Excerpted text:
_ _ _

Freelance project working with a small team to organize an online history website about area queer communities over the last 50 years.
Last year, I was hired as an independent contractor to support the development and launch of a local history website. Originally intended as an in-person exhibit, QueerSiliconValley.org, a website documenting the history and culture of LGBTQ+ communities in and around Santa Clara County, California, was developed and launched in the summer and fall of 2020. Ken Yeager, BAYMEC Community Foundation’s Executive Director, spearheaded the effort and hired a small team of SJSU students to assist. Yeager’s “garage full of stuff” and a shared Google Drive was nowhere near exhibit-ready when we started. My role included project coordination, content wrangling, and helping set up the website.
Planning and communication via email alone quickly became untenable. During the early task breakdown phase, my teammates and I used a project management tool to assign and prioritize actions and research, but without the buy-in of our lead, the tool was abandoned to more lightweight methods. Part of the problem was that our lead would routinely communicate different requests and concerns to individual team members. To ensure the team was communicating those updates with each other, we established a private group chat, and I maintained a list of tasks related to whatever piece(s) of the project were active at a given time, along with who was responsible for them. I would also send an email as needed with this list as a status update. Team rapport was built via chat and Zoom meetings and was critical not only to our success, but social support during a sometimes-difficult process.
Each element of the project had its own tasking system, usually in Google Sheets, for managing notes, metadata, and status. This process became even more critical once the project hired a developer to build a custom WordPress site for us, meaning we had very specific content structure requirements to meet, as well as a needing a central place to note, report, and manage bugs and requests.
Throughout the project, I advocated for language and content changes to ensure the site was as inclusive as possible, such as including a content warning before stories involving violence (approved). I also helped the team learn some of the tech tools we used by creating a WordPress tips and tricks document and personally training our lead on how to navigate the site’s admin tools. I created a style guide, worked with our website developer to take ownership of several front-end display issues and fixes, and supported outreach and marketing efforts by creating slides, a media coverage page, and a ‘social sharing’ category. I did not stick to the letter of the project brief—if such a brief ever existed—and routinely offered suggestions and found ways to make things work.
Although I have not been actively involved the website management since December 2020, I know that new content being added has a clear place and format thanks to my efforts, and the team is empowered to carry out the work. Furthermore, the organizational systems I helped put in place set Ken Yeager and the History San Jose team up for success with an in-person exhibit opening mid-2021. It was by no means a perfect process—what is?—but having access to a variety of management theories and ideas meant I had ample tools to deploy as needed to keep things moving.

_ _ _

Study material:

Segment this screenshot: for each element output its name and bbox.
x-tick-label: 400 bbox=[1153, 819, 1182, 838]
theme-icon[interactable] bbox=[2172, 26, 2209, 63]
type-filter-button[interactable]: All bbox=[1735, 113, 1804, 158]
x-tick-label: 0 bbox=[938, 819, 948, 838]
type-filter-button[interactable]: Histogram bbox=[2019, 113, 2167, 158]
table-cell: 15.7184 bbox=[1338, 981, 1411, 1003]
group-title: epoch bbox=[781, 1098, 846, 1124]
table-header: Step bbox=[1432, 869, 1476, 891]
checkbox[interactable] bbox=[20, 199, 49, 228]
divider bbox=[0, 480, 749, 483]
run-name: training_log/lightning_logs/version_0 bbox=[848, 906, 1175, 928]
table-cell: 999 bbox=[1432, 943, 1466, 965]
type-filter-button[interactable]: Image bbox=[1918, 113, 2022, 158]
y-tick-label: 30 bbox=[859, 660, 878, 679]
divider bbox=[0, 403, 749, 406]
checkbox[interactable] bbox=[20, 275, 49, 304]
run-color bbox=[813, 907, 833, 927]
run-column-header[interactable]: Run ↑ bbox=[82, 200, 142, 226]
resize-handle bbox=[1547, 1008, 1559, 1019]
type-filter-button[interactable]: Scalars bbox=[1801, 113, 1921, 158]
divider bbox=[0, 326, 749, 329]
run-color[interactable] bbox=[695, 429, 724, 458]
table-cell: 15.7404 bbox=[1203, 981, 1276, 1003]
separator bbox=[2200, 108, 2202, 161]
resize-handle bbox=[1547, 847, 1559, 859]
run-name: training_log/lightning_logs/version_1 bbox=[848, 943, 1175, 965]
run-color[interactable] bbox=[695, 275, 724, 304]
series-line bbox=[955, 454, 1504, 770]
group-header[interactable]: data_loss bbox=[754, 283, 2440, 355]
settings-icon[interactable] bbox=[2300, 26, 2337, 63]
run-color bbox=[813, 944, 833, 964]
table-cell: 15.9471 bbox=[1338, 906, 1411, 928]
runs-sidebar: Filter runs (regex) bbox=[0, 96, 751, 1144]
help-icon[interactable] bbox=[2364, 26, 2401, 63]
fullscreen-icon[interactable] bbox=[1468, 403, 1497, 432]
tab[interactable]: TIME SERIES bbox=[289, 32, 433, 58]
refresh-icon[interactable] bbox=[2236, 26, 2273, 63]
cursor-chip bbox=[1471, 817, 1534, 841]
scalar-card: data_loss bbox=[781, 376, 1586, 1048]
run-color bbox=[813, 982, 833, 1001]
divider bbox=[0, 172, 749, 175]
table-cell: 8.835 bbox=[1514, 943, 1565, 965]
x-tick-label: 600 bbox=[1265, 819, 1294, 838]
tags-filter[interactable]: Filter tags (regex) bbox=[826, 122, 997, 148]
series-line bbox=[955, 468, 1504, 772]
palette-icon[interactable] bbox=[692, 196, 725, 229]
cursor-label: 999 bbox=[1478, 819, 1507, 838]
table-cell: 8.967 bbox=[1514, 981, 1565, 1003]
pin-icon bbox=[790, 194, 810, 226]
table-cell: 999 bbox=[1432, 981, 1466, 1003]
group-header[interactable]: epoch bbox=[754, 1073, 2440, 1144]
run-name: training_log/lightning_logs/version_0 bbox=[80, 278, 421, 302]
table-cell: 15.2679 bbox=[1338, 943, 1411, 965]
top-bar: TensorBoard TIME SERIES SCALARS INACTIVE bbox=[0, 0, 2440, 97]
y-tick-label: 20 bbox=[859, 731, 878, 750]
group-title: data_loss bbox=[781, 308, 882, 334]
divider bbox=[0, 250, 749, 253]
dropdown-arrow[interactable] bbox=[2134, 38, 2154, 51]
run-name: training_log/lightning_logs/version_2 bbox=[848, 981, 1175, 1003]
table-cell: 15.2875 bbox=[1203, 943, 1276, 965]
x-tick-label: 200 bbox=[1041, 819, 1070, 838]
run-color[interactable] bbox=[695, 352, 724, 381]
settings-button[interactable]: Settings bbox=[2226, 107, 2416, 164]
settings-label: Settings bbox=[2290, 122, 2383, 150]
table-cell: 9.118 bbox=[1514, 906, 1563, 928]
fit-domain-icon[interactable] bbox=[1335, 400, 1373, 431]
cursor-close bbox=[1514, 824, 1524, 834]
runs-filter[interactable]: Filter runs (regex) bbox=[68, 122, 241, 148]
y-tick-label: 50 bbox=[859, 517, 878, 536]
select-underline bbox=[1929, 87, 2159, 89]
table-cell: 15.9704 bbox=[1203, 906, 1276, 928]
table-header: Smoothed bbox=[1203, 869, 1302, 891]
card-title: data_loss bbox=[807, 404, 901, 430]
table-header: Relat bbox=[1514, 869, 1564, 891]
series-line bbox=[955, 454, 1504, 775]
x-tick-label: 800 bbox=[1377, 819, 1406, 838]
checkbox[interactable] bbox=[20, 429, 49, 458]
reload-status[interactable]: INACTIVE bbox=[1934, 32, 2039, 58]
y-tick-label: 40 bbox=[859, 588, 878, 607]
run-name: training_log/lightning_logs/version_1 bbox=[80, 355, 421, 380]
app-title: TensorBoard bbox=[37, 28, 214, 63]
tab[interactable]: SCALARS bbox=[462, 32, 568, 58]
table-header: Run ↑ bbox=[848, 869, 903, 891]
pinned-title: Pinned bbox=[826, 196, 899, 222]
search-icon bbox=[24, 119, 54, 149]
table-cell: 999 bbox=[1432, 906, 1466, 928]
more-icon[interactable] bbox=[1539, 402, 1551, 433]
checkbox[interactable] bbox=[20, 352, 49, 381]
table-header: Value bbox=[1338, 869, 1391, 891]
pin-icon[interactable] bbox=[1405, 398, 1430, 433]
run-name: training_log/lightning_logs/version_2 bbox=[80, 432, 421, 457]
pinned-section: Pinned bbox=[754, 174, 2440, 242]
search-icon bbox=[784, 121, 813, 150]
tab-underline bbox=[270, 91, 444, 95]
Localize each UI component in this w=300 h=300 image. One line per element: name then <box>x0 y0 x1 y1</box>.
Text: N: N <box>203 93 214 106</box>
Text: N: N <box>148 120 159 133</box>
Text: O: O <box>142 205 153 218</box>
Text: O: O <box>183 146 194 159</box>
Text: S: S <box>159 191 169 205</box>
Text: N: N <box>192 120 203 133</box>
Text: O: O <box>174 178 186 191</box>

_ _ _

Task to carry out:
Answer these questions from the account of the history website project:
1. Who spearheaded the effort?
2. What did the team set up so members would share their updates with each other?
3. What kind of site did the hired developer build?

Exercise response:
1. Ken Yeager, BAYMEC Community Foundation's Executive Director
2. A private group chat
3. A custom WordPress site